(Dataset records)
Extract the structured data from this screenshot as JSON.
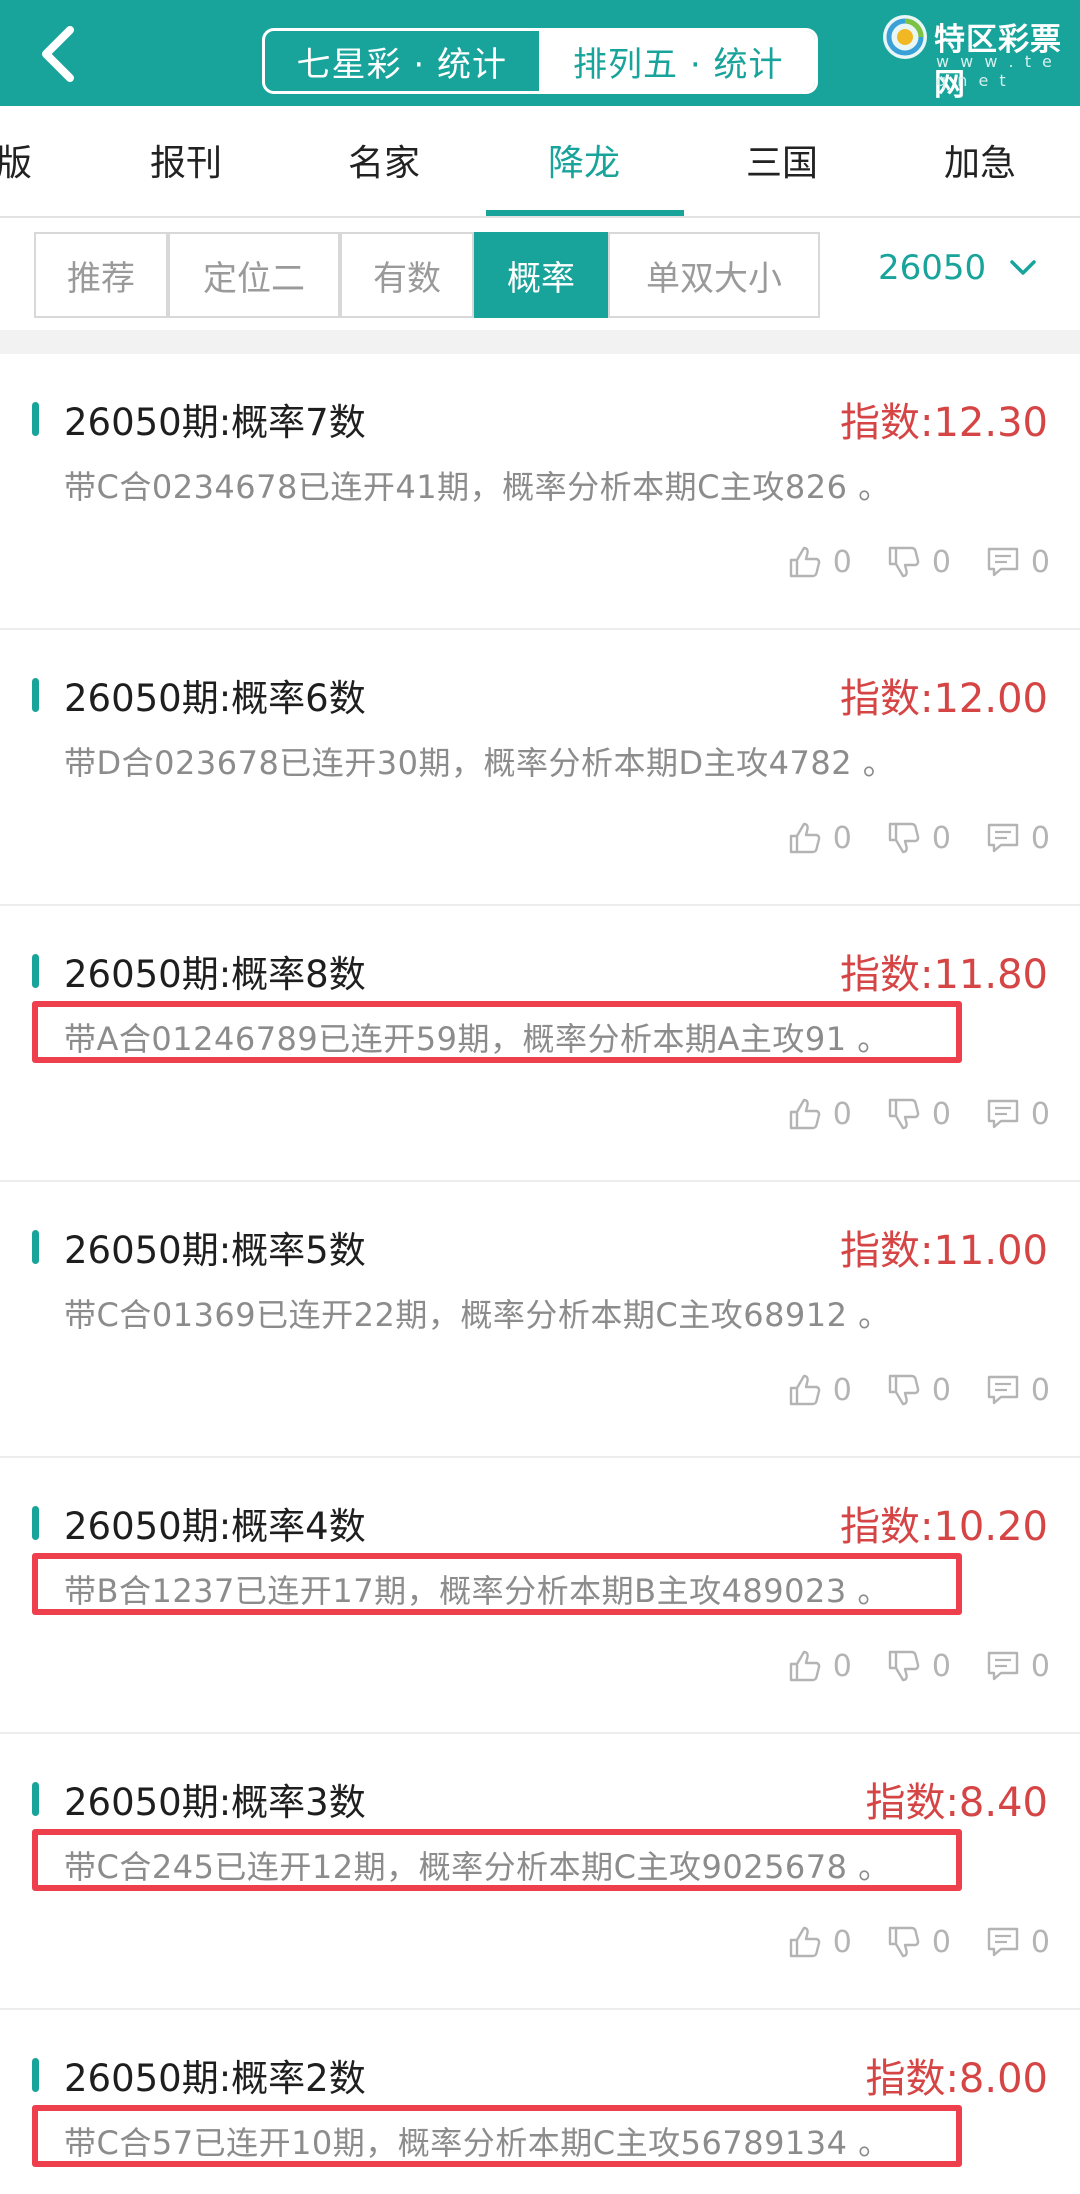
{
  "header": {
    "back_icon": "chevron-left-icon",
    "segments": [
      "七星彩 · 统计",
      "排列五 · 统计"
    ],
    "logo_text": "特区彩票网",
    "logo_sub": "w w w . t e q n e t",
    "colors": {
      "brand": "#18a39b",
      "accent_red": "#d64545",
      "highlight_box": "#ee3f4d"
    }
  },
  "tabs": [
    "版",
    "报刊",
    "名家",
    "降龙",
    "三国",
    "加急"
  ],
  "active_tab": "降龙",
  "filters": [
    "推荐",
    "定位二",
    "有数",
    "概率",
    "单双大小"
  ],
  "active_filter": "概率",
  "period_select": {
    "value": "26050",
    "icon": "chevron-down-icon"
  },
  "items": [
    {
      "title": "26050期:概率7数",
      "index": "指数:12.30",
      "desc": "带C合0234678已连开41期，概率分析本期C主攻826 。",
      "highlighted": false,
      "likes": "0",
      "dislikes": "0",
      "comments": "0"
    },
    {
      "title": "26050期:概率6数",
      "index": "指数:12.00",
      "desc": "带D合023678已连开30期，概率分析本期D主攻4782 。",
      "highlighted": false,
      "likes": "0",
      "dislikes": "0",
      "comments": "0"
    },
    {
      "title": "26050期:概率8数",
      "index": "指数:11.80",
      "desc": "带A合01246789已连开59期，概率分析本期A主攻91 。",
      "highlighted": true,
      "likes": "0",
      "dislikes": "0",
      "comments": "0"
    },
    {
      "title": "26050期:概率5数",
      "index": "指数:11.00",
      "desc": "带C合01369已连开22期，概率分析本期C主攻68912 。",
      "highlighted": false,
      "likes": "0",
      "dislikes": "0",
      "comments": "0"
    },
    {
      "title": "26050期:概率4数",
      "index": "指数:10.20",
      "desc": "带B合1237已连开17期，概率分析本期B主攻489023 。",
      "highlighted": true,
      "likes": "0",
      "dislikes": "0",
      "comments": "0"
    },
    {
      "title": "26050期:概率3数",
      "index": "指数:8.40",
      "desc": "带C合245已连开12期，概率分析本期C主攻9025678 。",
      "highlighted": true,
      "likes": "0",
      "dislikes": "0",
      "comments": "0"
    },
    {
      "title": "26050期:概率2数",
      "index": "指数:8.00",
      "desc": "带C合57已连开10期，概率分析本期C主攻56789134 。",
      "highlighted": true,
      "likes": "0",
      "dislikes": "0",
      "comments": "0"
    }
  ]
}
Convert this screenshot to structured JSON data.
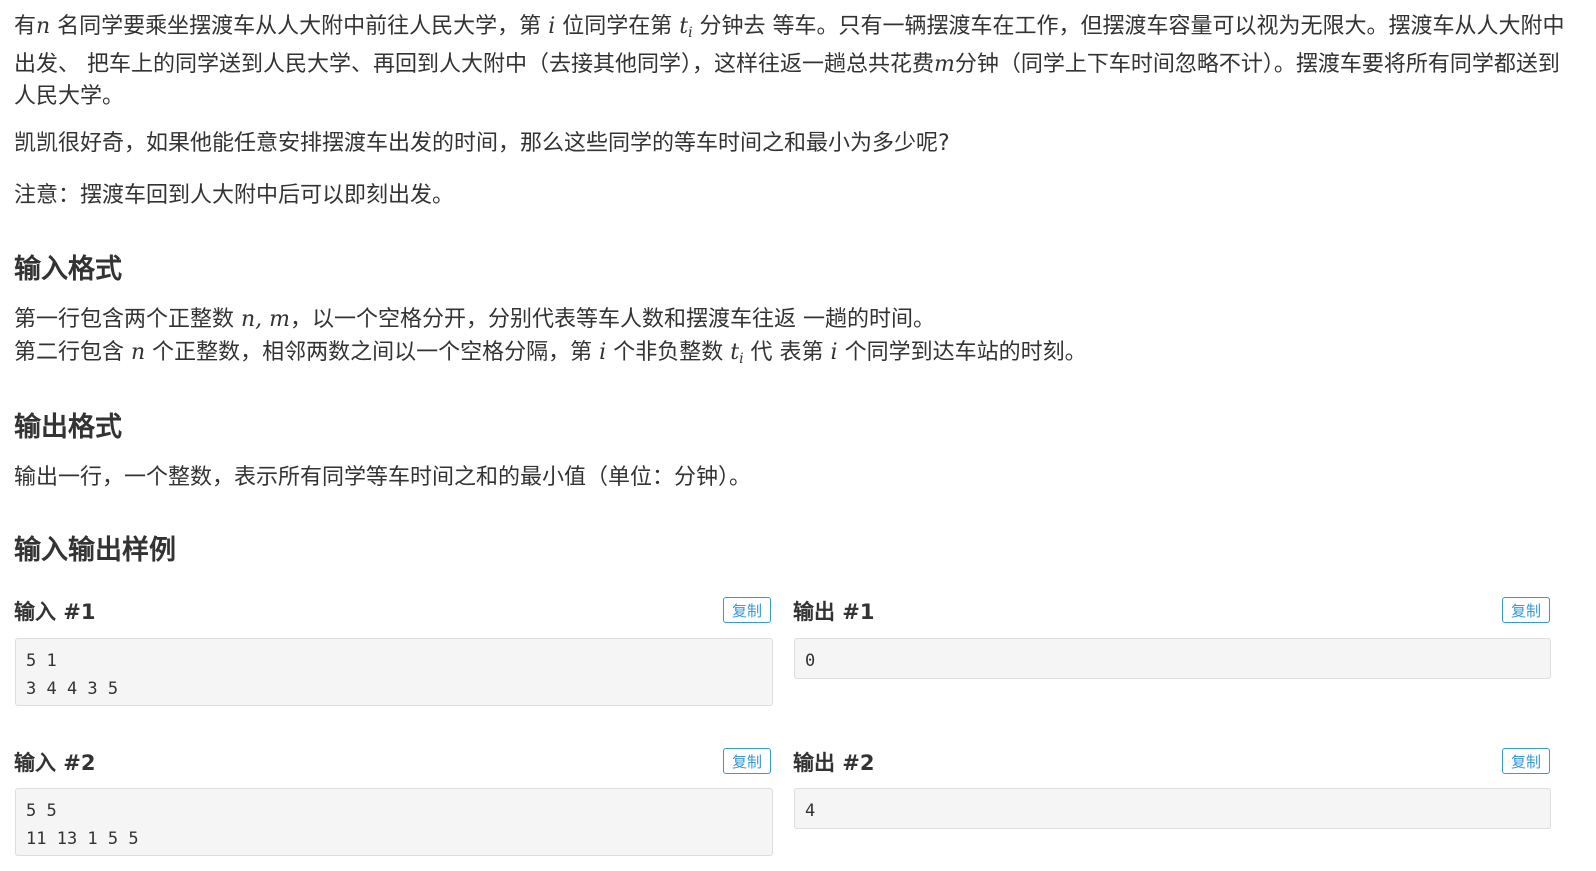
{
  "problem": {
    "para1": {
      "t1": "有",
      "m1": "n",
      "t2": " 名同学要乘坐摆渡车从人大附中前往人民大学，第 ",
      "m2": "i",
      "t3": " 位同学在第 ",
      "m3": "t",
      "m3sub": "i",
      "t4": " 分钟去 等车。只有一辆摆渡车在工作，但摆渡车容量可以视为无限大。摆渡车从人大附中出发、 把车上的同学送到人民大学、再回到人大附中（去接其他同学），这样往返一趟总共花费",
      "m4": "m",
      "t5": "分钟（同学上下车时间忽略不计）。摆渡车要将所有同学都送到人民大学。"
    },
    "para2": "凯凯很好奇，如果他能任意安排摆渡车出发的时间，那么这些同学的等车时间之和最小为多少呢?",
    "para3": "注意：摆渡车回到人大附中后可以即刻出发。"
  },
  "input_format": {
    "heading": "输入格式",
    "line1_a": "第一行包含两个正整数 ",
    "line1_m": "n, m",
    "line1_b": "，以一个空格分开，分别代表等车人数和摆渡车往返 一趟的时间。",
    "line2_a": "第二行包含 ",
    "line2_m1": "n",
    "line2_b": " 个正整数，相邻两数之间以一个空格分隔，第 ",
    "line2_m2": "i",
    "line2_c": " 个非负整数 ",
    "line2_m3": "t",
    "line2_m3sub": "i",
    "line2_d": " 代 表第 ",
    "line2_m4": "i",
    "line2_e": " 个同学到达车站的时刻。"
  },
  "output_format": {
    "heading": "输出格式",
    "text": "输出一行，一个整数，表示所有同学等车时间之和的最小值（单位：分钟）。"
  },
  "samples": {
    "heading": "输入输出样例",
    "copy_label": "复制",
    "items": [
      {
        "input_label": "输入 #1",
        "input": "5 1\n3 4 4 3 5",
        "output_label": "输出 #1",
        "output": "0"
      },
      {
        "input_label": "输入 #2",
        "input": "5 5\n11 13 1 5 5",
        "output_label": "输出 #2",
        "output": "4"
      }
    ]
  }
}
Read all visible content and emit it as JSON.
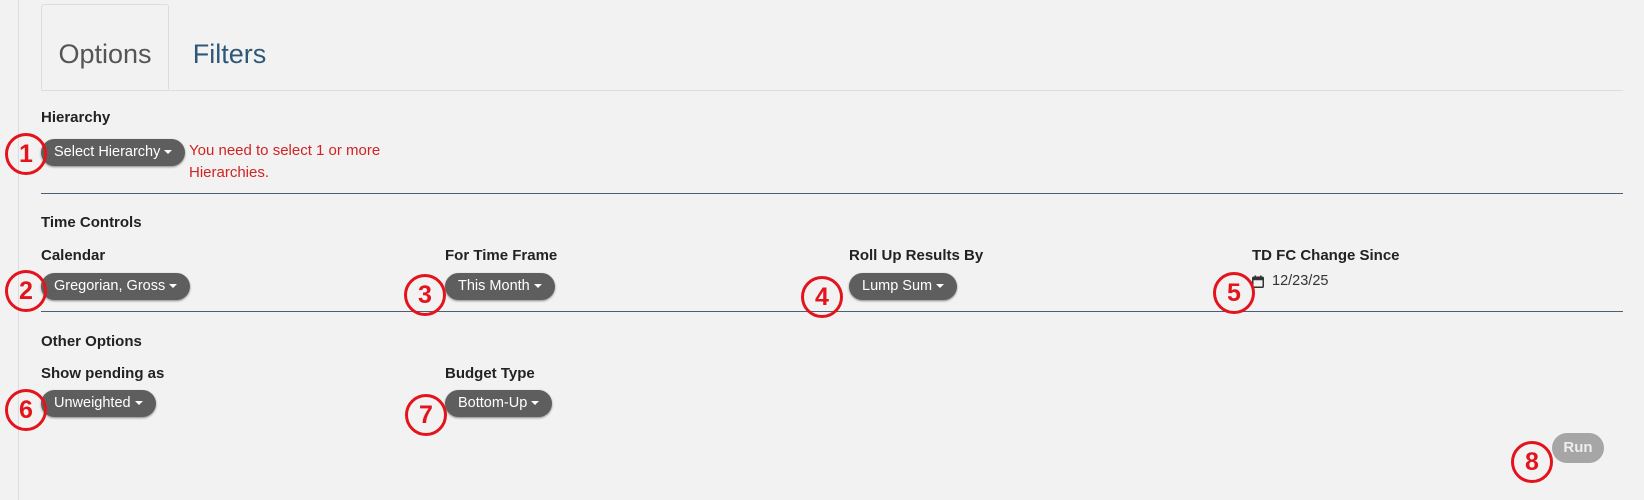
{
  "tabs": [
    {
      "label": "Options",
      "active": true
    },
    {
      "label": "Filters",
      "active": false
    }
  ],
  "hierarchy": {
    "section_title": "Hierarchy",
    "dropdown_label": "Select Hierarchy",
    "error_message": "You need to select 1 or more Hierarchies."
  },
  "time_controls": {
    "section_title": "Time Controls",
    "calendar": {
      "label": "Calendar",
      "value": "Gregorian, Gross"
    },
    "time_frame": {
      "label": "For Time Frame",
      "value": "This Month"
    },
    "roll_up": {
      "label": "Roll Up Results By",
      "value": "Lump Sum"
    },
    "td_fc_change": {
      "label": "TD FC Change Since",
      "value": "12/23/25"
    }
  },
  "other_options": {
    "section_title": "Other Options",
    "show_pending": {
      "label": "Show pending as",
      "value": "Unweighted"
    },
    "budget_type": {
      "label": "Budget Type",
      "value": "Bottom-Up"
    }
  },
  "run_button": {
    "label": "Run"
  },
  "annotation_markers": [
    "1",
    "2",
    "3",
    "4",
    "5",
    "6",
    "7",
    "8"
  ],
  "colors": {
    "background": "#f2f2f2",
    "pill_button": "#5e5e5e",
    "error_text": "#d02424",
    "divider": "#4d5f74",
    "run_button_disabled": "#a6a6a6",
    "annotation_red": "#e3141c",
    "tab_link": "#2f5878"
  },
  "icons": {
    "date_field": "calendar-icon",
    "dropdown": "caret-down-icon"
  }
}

*Task description*: Your task is an exact transcription of all the data, minus the pictures.

*Answer for this exercise*:
Extract the structured data from this screenshot as JSON.
{
  "header": {
    "back_icon": "chevron-left-icon",
    "segments": [
      "七星彩 · 统计",
      "排列五 · 统计"
    ],
    "logo_text": "特区彩票网",
    "logo_sub": "w w w . t e q n e t",
    "colors": {
      "brand": "#18a39b",
      "accent_red": "#d64545",
      "highlight_box": "#ee3f4d"
    }
  },
  "tabs": [
    "版",
    "报刊",
    "名家",
    "降龙",
    "三国",
    "加急"
  ],
  "active_tab": "降龙",
  "filters": [
    "推荐",
    "定位二",
    "有数",
    "概率",
    "单双大小"
  ],
  "active_filter": "概率",
  "period_select": {
    "value": "26050",
    "icon": "chevron-down-icon"
  },
  "items": [
    {
      "title": "26050期:概率7数",
      "index": "指数:12.30",
      "desc": "带C合0234678已连开41期，概率分析本期C主攻826 。",
      "highlighted": false,
      "likes": "0",
      "dislikes": "0",
      "comments": "0"
    },
    {
      "title": "26050期:概率6数",
      "index": "指数:12.00",
      "desc": "带D合023678已连开30期，概率分析本期D主攻4782 。",
      "highlighted": false,
      "likes": "0",
      "dislikes": "0",
      "comments": "0"
    },
    {
      "title": "26050期:概率8数",
      "index": "指数:11.80",
      "desc": "带A合01246789已连开59期，概率分析本期A主攻91 。",
      "highlighted": true,
      "likes": "0",
      "dislikes": "0",
      "comments": "0"
    },
    {
      "title": "26050期:概率5数",
      "index": "指数:11.00",
      "desc": "带C合01369已连开22期，概率分析本期C主攻68912 。",
      "highlighted": false,
      "likes": "0",
      "dislikes": "0",
      "comments": "0"
    },
    {
      "title": "26050期:概率4数",
      "index": "指数:10.20",
      "desc": "带B合1237已连开17期，概率分析本期B主攻489023 。",
      "highlighted": true,
      "likes": "0",
      "dislikes": "0",
      "comments": "0"
    },
    {
      "title": "26050期:概率3数",
      "index": "指数:8.40",
      "desc": "带C合245已连开12期，概率分析本期C主攻9025678 。",
      "highlighted": true,
      "likes": "0",
      "dislikes": "0",
      "comments": "0"
    },
    {
      "title": "26050期:概率2数",
      "index": "指数:8.00",
      "desc": "带C合57已连开10期，概率分析本期C主攻56789134 。",
      "highlighted": true,
      "likes": "0",
      "dislikes": "0",
      "comments": "0"
    }
  ]
}
Convert this screenshot to structured JSON data.
{
  "problem": {
    "para1": {
      "t1": "有",
      "m1": "n",
      "t2": " 名同学要乘坐摆渡车从人大附中前往人民大学，第 ",
      "m2": "i",
      "t3": " 位同学在第 ",
      "m3": "t",
      "m3sub": "i",
      "t4": " 分钟去 等车。只有一辆摆渡车在工作，但摆渡车容量可以视为无限大。摆渡车从人大附中出发、 把车上的同学送到人民大学、再回到人大附中（去接其他同学），这样往返一趟总共花费",
      "m4": "m",
      "t5": "分钟（同学上下车时间忽略不计）。摆渡车要将所有同学都送到人民大学。"
    },
    "para2": "凯凯很好奇，如果他能任意安排摆渡车出发的时间，那么这些同学的等车时间之和最小为多少呢?",
    "para3": "注意：摆渡车回到人大附中后可以即刻出发。"
  },
  "input_format": {
    "heading": "输入格式",
    "line1_a": "第一行包含两个正整数 ",
    "line1_m": "n, m",
    "line1_b": "，以一个空格分开，分别代表等车人数和摆渡车往返 一趟的时间。",
    "line2_a": "第二行包含 ",
    "line2_m1": "n",
    "line2_b": " 个正整数，相邻两数之间以一个空格分隔，第 ",
    "line2_m2": "i",
    "line2_c": " 个非负整数 ",
    "line2_m3": "t",
    "line2_m3sub": "i",
    "line2_d": " 代 表第 ",
    "line2_m4": "i",
    "line2_e": " 个同学到达车站的时刻。"
  },
  "output_format": {
    "heading": "输出格式",
    "text": "输出一行，一个整数，表示所有同学等车时间之和的最小值（单位：分钟）。"
  },
  "samples": {
    "heading": "输入输出样例",
    "copy_label": "复制",
    "items": [
      {
        "input_label": "输入 #1",
        "input": "5 1\n3 4 4 3 5",
        "output_label": "输出 #1",
        "output": "0"
      },
      {
        "input_label": "输入 #2",
        "input": "5 5\n11 13 1 5 5",
        "output_label": "输出 #2",
        "output": "4"
      }
    ]
  }
}
Read all visible content and emit it as JSON.
{
  "tabs": [
    {
      "label": "Options",
      "active": true
    },
    {
      "label": "Filters",
      "active": false
    }
  ],
  "hierarchy": {
    "section_title": "Hierarchy",
    "dropdown_label": "Select Hierarchy",
    "error_message": "You need to select 1 or more Hierarchies."
  },
  "time_controls": {
    "section_title": "Time Controls",
    "calendar": {
      "label": "Calendar",
      "value": "Gregorian, Gross"
    },
    "time_frame": {
      "label": "For Time Frame",
      "value": "This Month"
    },
    "roll_up": {
      "label": "Roll Up Results By",
      "value": "Lump Sum"
    },
    "td_fc_change": {
      "label": "TD FC Change Since",
      "value": "12/23/25"
    }
  },
  "other_options": {
    "section_title": "Other Options",
    "show_pending": {
      "label": "Show pending as",
      "value": "Unweighted"
    },
    "budget_type": {
      "label": "Budget Type",
      "value": "Bottom-Up"
    }
  },
  "run_button": {
    "label": "Run"
  },
  "annotation_markers": [
    "1",
    "2",
    "3",
    "4",
    "5",
    "6",
    "7",
    "8"
  ],
  "colors": {
    "background": "#f2f2f2",
    "pill_button": "#5e5e5e",
    "error_text": "#d02424",
    "divider": "#4d5f74",
    "run_button_disabled": "#a6a6a6",
    "annotation_red": "#e3141c",
    "tab_link": "#2f5878"
  },
  "icons": {
    "date_field": "calendar-icon",
    "dropdown": "caret-down-icon"
  }
}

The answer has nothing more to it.